Stored items
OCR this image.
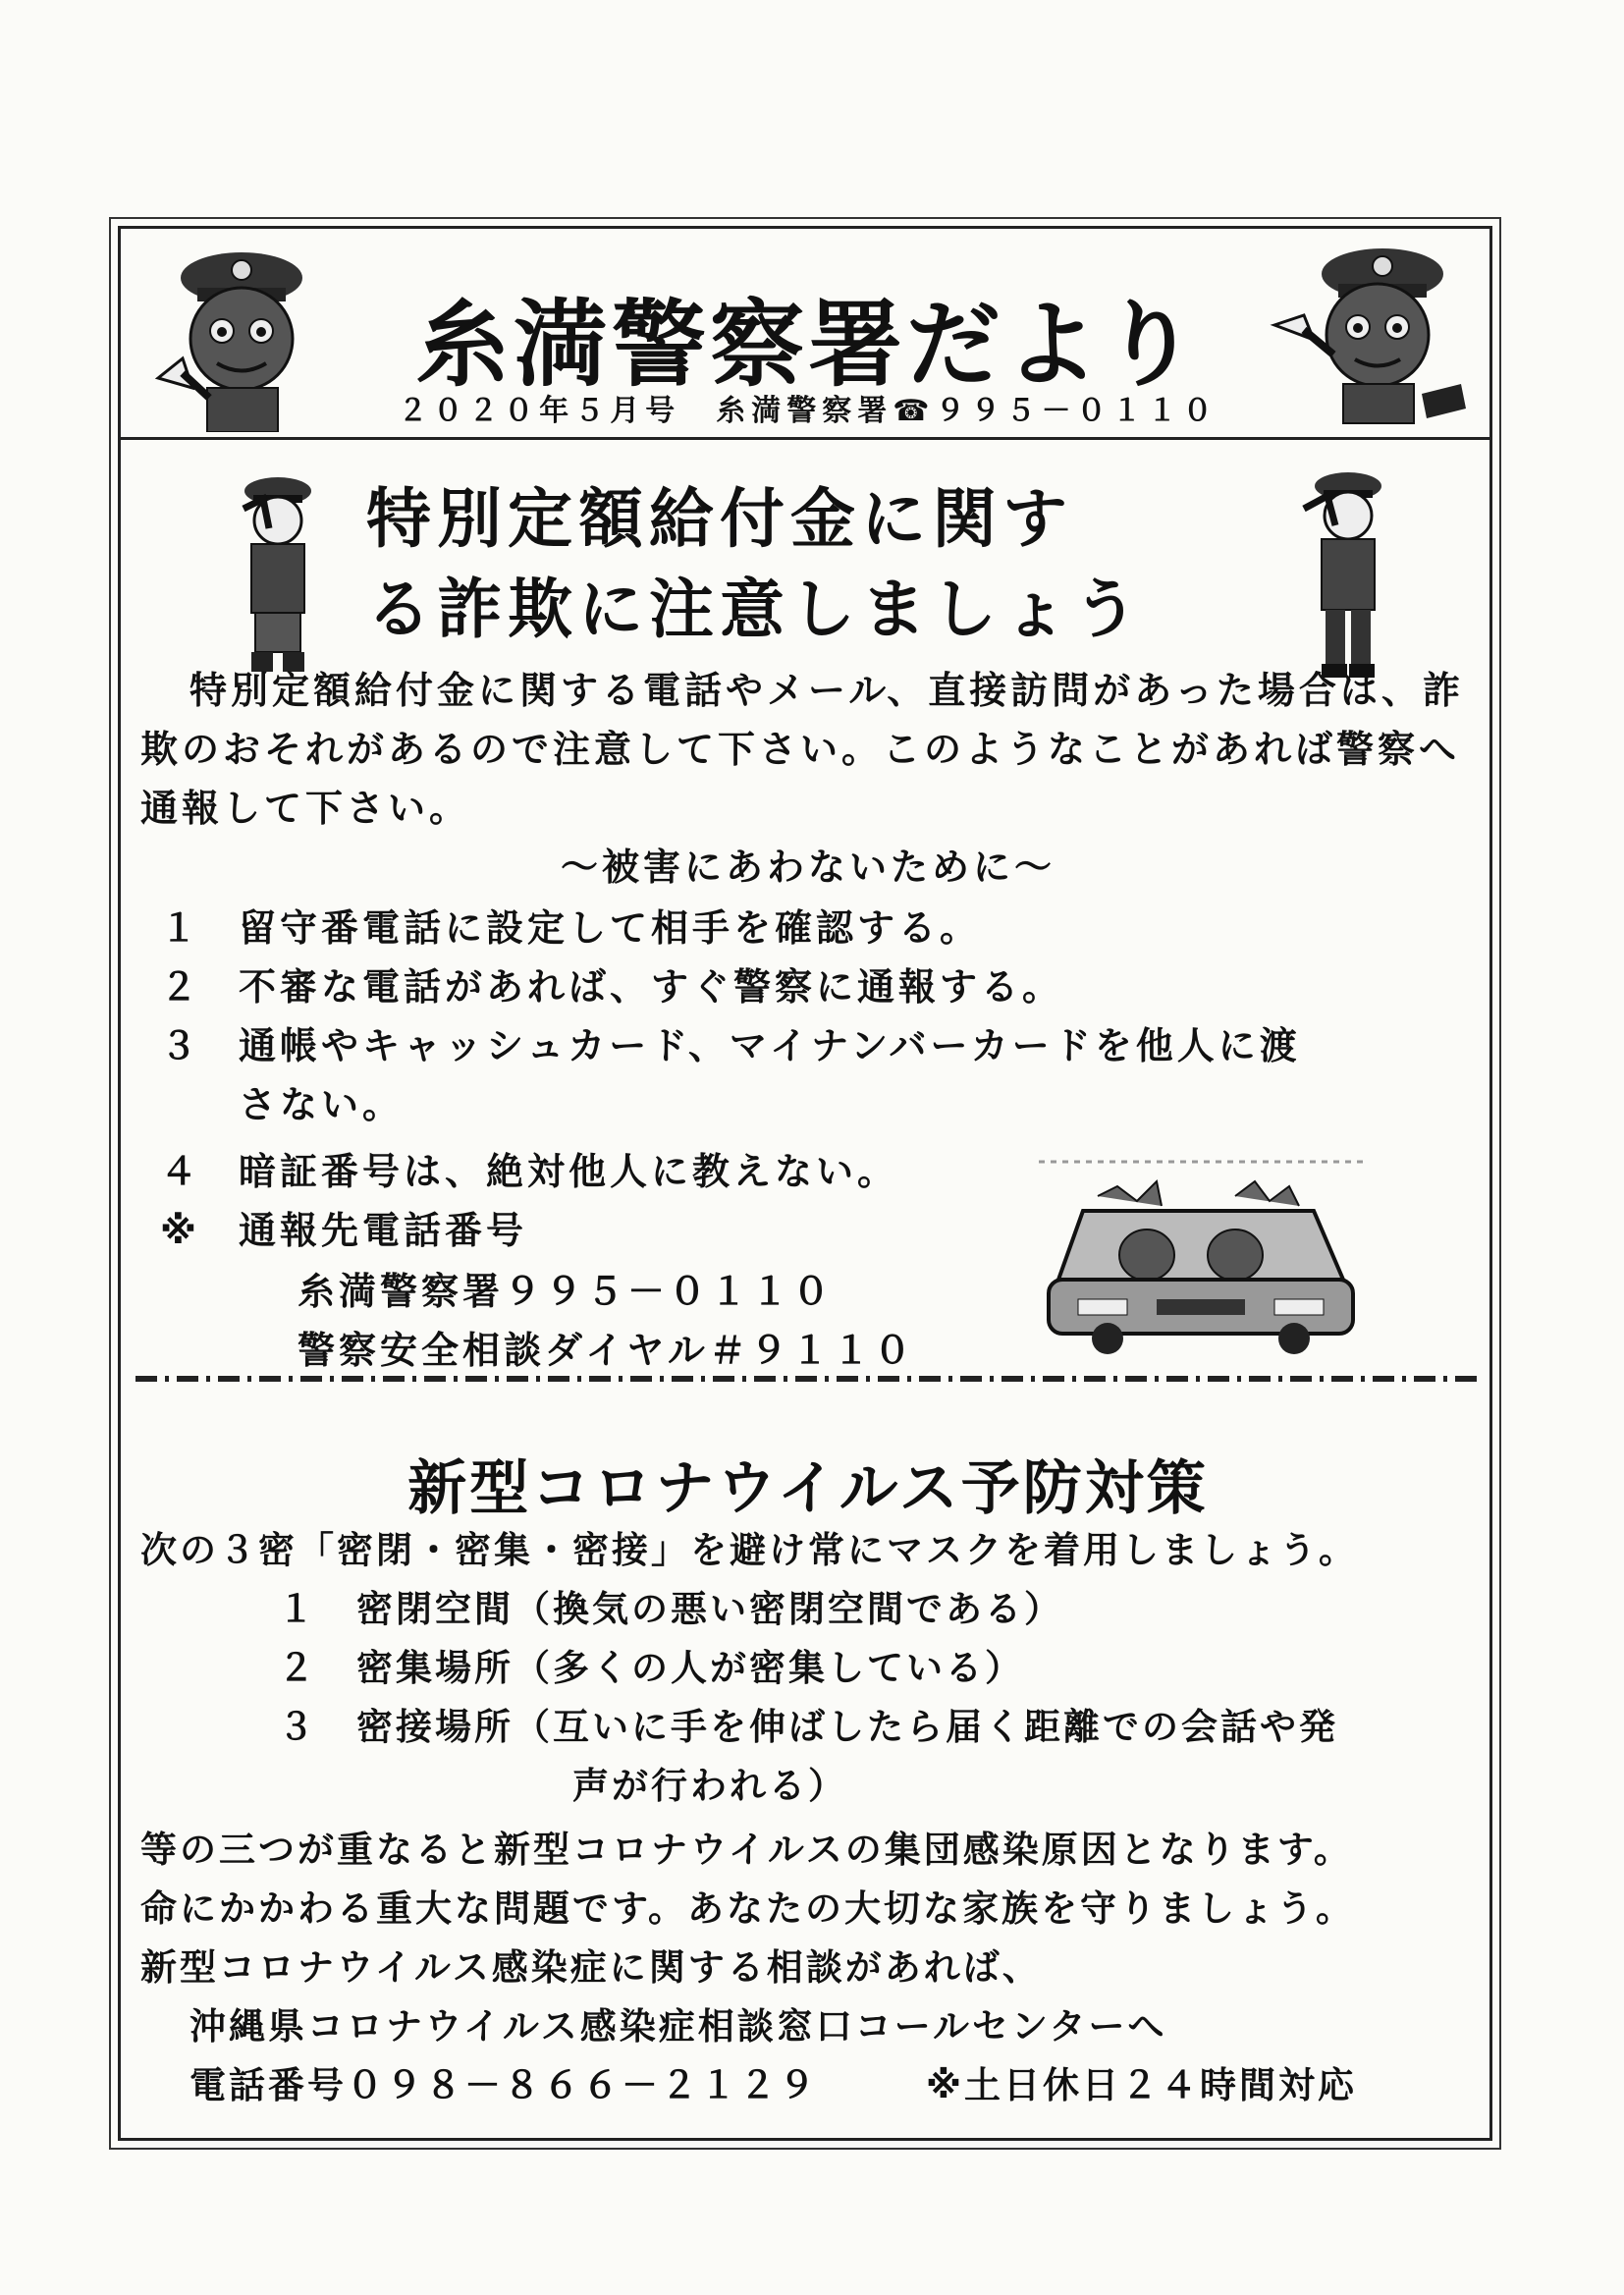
糸満警察署だより
２０２０年５月号　糸満警察署☎９９５－０１１０
特別定額給付金に関す
る詐欺に注意しましょう
特別定額給付金に関する電話やメール、直接訪問があった場合は、詐欺のおそれがあるので注意して下さい。このようなことがあれば警察へ通報して下さい。
～被害にあわないために～
１ 留守番電話に設定して相手を確認する。
２ 不審な電話があれば、すぐ警察に通報する。
３ 通帳やキャッシュカード、マイナンバーカードを他人に渡
さない。
４ 暗証番号は、絶対他人に教えない。
※ 通報先電話番号
糸満警察署９９５－０１１０
警察安全相談ダイヤル＃９１１０
新型コロナウイルス予防対策
次の３密「密閉・密集・密接」を避け常にマスクを着用しましょう。
１ 密閉空間（換気の悪い密閉空間である）
２ 密集場所（多くの人が密集している）
３ 密接場所（互いに手を伸ばしたら届く距離での会話や発
声が行われる）
等の三つが重なると新型コロナウイルスの集団感染原因となります。
命にかかわる重大な問題です。あなたの大切な家族を守りましょう。
新型コロナウイルス感染症に関する相談があれば、
沖縄県コロナウイルス感染症相談窓口コールセンターへ
電話番号０９８－８６６－２１２９	※土日休日２４時間対応
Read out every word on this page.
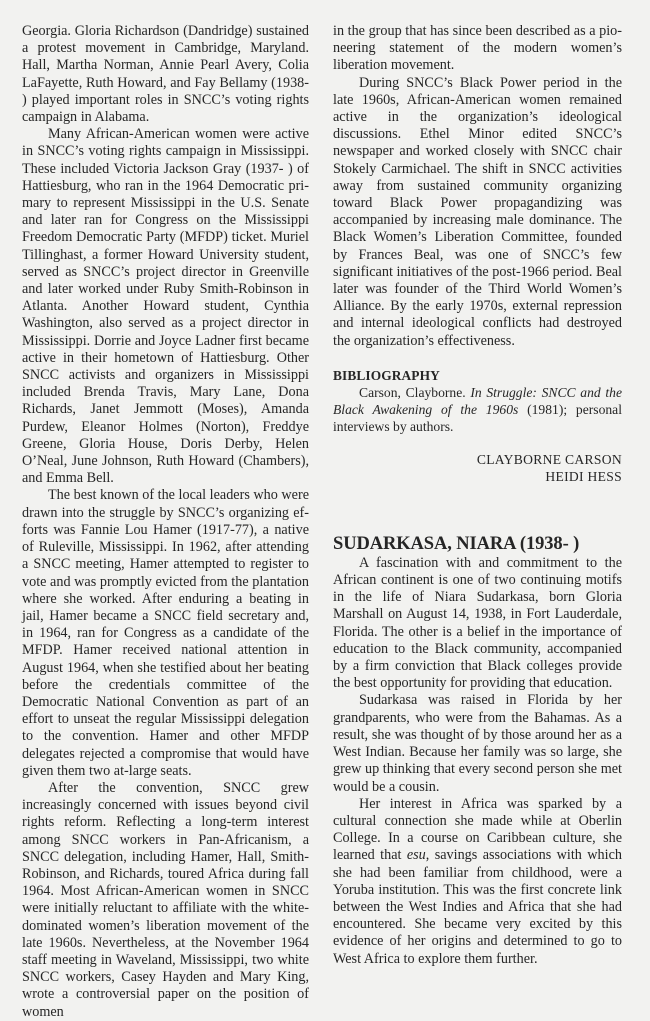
Georgia. Gloria Richardson (Dandridge) sustained a protest movement in Cambridge, Maryland. Hall, Martha Norman, Annie Pearl Avery, Colia LaFayette, Ruth Howard, and Fay Bellamy (1938- ) played important roles in SNCC’s voting rights campaign in Alabama.

Many African-American women were active in SNCC’s voting rights campaign in Mississippi. These included Victoria Jackson Gray (1937- ) of Hattiesburg, who ran in the 1964 Democratic primary to represent Mississippi in the U.S. Senate and later ran for Congress on the Mississippi Freedom Democratic Party (MFDP) ticket. Muriel Tillinghast, a former Howard University student, served as SNCC’s project director in Greenville and later worked under Ruby Smith-Robinson in Atlanta. Another Howard student, Cynthia Washington, also served as a project director in Mississippi. Dorrie and Joyce Ladner first became active in their hometown of Hattiesburg. Other SNCC activists and organizers in Mississippi included Brenda Travis, Mary Lane, Dona Richards, Janet Jemmott (Moses), Amanda Purdew, Eleanor Holmes (Norton), Freddye Greene, Gloria House, Doris Derby, Helen O’Neal, June Johnson, Ruth Howard (Chambers), and Emma Bell.

The best known of the local leaders who were drawn into the struggle by SNCC’s organizing efforts was Fannie Lou Hamer (1917-77), a native of Ruleville, Mississippi. In 1962, after attending a SNCC meeting, Hamer attempted to register to vote and was promptly evicted from the plantation where she worked. After enduring a beating in jail, Hamer became a SNCC field secretary and, in 1964, ran for Congress as a candidate of the MFDP. Hamer received national attention in August 1964, when she testified about her beating before the credentials committee of the Democratic National Convention as part of an effort to unseat the regular Mississippi delegation to the convention. Hamer and other MFDP delegates rejected a compromise that would have given them two at-large seats.

After the convention, SNCC grew increasingly concerned with issues beyond civil rights reform. Reflecting a long-term interest among SNCC workers in Pan-Africanism, a SNCC delegation, including Hamer, Hall, Smith-Robinson, and Richards, toured Africa during fall 1964. Most African-American women in SNCC were initially reluctant to affiliate with the white-dominated women’s liberation movement of the late 1960s. Nevertheless, at the November 1964 staff meeting in Waveland, Mississippi, two white SNCC workers, Casey Hayden and Mary King, wrote a controversial paper on the position of women

in the group that has since been described as a pioneering statement of the modern women’s liberation movement.

During SNCC’s Black Power period in the late 1960s, African-American women remained active in the organization’s ideological discussions. Ethel Minor edited SNCC’s newspaper and worked closely with SNCC chair Stokely Carmichael. The shift in SNCC activities away from sustained community organizing toward Black Power propagandizing was accompanied by increasing male dominance. The Black Women’s Liberation Committee, founded by Frances Beal, was one of SNCC’s few significant initiatives of the post-1966 period. Beal later was founder of the Third World Women’s Alliance. By the early 1970s, external repression and internal ideological conflicts had destroyed the organization’s effectiveness.

BIBLIOGRAPHY

Carson, Clayborne. In Struggle: SNCC and the Black Awakening of the 1960s (1981); personal interviews by authors.

CLAYBORNE CARSON
HEIDI HESS
SUDARKASA, NIARA (1938- )

A fascination with and commitment to the African continent is one of two continuing motifs in the life of Niara Sudarkasa, born Gloria Marshall on August 14, 1938, in Fort Lauderdale, Florida. The other is a belief in the importance of education to the Black community, accompanied by a firm conviction that Black colleges provide the best opportunity for providing that education.

Sudarkasa was raised in Florida by her grandparents, who were from the Bahamas. As a result, she was thought of by those around her as a West Indian. Because her family was so large, she grew up thinking that every second person she met would be a cousin.

Her interest in Africa was sparked by a cultural connection she made while at Oberlin College. In a course on Caribbean culture, she learned that esu, savings associations with which she had been familiar from childhood, were a Yoruba institution. This was the first concrete link between the West Indies and Africa that she had encountered. She became very excited by this evidence of her origins and determined to go to West Africa to explore them further.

**Exercise description:** Leaving the pictures aside, transcribe the entire listing exactly.

**The completed task:**
OCR this image.
糸満警察署だより
２０２０年５月号　糸満警察署☎９９５－０１１０
特別定額給付金に関す
る詐欺に注意しましょう
特別定額給付金に関する電話やメール、直接訪問があった場合は、詐欺のおそれがあるので注意して下さい。このようなことがあれば警察へ通報して下さい。
～被害にあわないために～
１ 留守番電話に設定して相手を確認する。
２ 不審な電話があれば、すぐ警察に通報する。
３ 通帳やキャッシュカード、マイナンバーカードを他人に渡
さない。
４ 暗証番号は、絶対他人に教えない。
※ 通報先電話番号
糸満警察署９９５－０１１０
警察安全相談ダイヤル＃９１１０
新型コロナウイルス予防対策
次の３密「密閉・密集・密接」を避け常にマスクを着用しましょう。
１ 密閉空間（換気の悪い密閉空間である）
２ 密集場所（多くの人が密集している）
３ 密接場所（互いに手を伸ばしたら届く距離での会話や発
声が行われる）
等の三つが重なると新型コロナウイルスの集団感染原因となります。
命にかかわる重大な問題です。あなたの大切な家族を守りましょう。
新型コロナウイルス感染症に関する相談があれば、
沖縄県コロナウイルス感染症相談窓口コールセンターへ
電話番号０９８－８６６－２１２９	※土日休日２４時間対応
Read out every word on this page.
Georgia. Gloria Richardson (Dandridge) sustained a protest movement in Cambridge, Maryland. Hall, Martha Norman, Annie Pearl Avery, Colia LaFayette, Ruth Howard, and Fay Bellamy (1938- ) played important roles in SNCC’s voting rights campaign in Alabama.

Many African-American women were active in SNCC’s voting rights campaign in Mississippi. These included Victoria Jackson Gray (1937- ) of Hattiesburg, who ran in the 1964 Democratic primary to represent Mississippi in the U.S. Senate and later ran for Congress on the Mississippi Freedom Democratic Party (MFDP) ticket. Muriel Tillinghast, a former Howard University student, served as SNCC’s project director in Greenville and later worked under Ruby Smith-Robinson in Atlanta. Another Howard student, Cynthia Washington, also served as a project director in Mississippi. Dorrie and Joyce Ladner first became active in their hometown of Hattiesburg. Other SNCC activists and organizers in Mississippi included Brenda Travis, Mary Lane, Dona Richards, Janet Jemmott (Moses), Amanda Purdew, Eleanor Holmes (Norton), Freddye Greene, Gloria House, Doris Derby, Helen O’Neal, June Johnson, Ruth Howard (Chambers), and Emma Bell.

The best known of the local leaders who were drawn into the struggle by SNCC’s organizing efforts was Fannie Lou Hamer (1917-77), a native of Ruleville, Mississippi. In 1962, after attending a SNCC meeting, Hamer attempted to register to vote and was promptly evicted from the plantation where she worked. After enduring a beating in jail, Hamer became a SNCC field secretary and, in 1964, ran for Congress as a candidate of the MFDP. Hamer received national attention in August 1964, when she testified about her beating before the credentials committee of the Democratic National Convention as part of an effort to unseat the regular Mississippi delegation to the convention. Hamer and other MFDP delegates rejected a compromise that would have given them two at-large seats.

After the convention, SNCC grew increasingly concerned with issues beyond civil rights reform. Reflecting a long-term interest among SNCC workers in Pan-Africanism, a SNCC delegation, including Hamer, Hall, Smith-Robinson, and Richards, toured Africa during fall 1964. Most African-American women in SNCC were initially reluctant to affiliate with the white-dominated women’s liberation movement of the late 1960s. Nevertheless, at the November 1964 staff meeting in Waveland, Mississippi, two white SNCC workers, Casey Hayden and Mary King, wrote a controversial paper on the position of women

in the group that has since been described as a pioneering statement of the modern women’s liberation movement.

During SNCC’s Black Power period in the late 1960s, African-American women remained active in the organization’s ideological discussions. Ethel Minor edited SNCC’s newspaper and worked closely with SNCC chair Stokely Carmichael. The shift in SNCC activities away from sustained community organizing toward Black Power propagandizing was accompanied by increasing male dominance. The Black Women’s Liberation Committee, founded by Frances Beal, was one of SNCC’s few significant initiatives of the post-1966 period. Beal later was founder of the Third World Women’s Alliance. By the early 1970s, external repression and internal ideological conflicts had destroyed the organization’s effectiveness.

BIBLIOGRAPHY

Carson, Clayborne. In Struggle: SNCC and the Black Awakening of the 1960s (1981); personal interviews by authors.

CLAYBORNE CARSON
HEIDI HESS
SUDARKASA, NIARA (1938- )

A fascination with and commitment to the African continent is one of two continuing motifs in the life of Niara Sudarkasa, born Gloria Marshall on August 14, 1938, in Fort Lauderdale, Florida. The other is a belief in the importance of education to the Black community, accompanied by a firm conviction that Black colleges provide the best opportunity for providing that education.

Sudarkasa was raised in Florida by her grandparents, who were from the Bahamas. As a result, she was thought of by those around her as a West Indian. Because her family was so large, she grew up thinking that every second person she met would be a cousin.

Her interest in Africa was sparked by a cultural connection she made while at Oberlin College. In a course on Caribbean culture, she learned that esu, savings associations with which she had been familiar from childhood, were a Yoruba institution. This was the first concrete link between the West Indies and Africa that she had encountered. She became very excited by this evidence of her origins and determined to go to West Africa to explore them further.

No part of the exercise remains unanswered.